### Task details:
Check each line of the entries below for the string "кафе" and state how many lines have it, with no other text.

====== Raw records

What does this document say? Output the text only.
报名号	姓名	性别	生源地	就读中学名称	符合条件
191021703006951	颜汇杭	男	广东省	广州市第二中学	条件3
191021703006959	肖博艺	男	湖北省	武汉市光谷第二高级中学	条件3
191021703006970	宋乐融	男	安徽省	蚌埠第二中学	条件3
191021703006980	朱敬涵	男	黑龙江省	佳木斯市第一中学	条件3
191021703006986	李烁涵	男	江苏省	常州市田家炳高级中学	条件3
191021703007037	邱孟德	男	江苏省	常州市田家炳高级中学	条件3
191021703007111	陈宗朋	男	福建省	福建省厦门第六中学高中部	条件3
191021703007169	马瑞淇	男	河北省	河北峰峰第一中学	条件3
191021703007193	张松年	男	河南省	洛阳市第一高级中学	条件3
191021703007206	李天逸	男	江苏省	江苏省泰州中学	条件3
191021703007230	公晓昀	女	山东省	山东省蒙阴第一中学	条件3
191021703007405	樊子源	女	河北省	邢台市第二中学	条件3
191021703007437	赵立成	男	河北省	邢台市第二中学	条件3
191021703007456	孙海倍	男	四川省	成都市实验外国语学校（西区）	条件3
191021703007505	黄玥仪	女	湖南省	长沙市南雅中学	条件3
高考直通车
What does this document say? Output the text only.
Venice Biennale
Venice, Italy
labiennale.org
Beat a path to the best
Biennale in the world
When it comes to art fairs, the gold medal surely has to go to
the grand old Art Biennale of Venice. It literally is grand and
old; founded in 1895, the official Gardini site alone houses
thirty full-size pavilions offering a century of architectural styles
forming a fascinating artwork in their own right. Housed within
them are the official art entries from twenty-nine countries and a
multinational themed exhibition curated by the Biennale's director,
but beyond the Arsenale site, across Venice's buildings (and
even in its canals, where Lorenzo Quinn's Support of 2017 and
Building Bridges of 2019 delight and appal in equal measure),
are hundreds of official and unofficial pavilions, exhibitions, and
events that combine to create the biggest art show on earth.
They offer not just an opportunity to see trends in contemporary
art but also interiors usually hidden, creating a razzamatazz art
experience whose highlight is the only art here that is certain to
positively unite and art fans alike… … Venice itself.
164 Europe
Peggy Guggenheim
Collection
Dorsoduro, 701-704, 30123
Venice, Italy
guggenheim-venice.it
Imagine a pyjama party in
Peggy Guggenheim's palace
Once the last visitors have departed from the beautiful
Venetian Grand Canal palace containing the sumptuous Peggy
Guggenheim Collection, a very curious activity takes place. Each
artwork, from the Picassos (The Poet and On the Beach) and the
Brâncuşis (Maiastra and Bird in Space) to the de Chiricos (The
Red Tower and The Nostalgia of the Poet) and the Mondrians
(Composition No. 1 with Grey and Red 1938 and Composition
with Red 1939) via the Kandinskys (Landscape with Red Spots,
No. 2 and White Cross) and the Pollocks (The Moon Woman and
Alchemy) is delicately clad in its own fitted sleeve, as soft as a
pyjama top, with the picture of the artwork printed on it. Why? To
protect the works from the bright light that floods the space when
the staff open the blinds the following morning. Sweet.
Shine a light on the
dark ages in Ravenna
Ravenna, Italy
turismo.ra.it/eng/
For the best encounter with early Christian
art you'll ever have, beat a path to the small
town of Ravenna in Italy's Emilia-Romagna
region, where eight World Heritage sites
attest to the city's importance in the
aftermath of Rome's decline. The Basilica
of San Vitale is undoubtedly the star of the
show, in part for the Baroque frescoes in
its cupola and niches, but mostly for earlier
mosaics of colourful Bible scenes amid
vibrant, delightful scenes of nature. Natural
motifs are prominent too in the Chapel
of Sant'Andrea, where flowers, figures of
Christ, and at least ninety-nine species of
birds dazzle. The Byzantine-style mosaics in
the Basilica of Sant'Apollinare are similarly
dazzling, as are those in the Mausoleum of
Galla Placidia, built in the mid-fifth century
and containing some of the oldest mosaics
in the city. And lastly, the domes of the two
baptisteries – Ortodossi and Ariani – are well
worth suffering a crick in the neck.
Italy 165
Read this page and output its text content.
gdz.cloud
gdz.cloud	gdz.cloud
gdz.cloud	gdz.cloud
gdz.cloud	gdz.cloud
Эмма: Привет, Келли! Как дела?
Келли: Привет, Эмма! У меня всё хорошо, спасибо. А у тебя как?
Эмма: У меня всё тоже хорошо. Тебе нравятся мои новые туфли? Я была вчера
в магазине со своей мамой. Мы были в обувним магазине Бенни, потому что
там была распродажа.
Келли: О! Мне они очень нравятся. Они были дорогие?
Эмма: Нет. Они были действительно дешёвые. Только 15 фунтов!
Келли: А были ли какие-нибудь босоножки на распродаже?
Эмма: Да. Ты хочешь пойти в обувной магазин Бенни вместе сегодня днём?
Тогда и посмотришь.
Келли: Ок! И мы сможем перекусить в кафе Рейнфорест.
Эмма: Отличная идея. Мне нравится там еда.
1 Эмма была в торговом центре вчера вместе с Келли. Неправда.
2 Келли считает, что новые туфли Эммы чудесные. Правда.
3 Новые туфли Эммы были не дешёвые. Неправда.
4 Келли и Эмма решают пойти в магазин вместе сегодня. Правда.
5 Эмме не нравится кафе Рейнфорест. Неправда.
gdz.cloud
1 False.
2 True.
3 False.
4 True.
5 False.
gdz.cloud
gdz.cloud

============

### Solution to the exercise:
2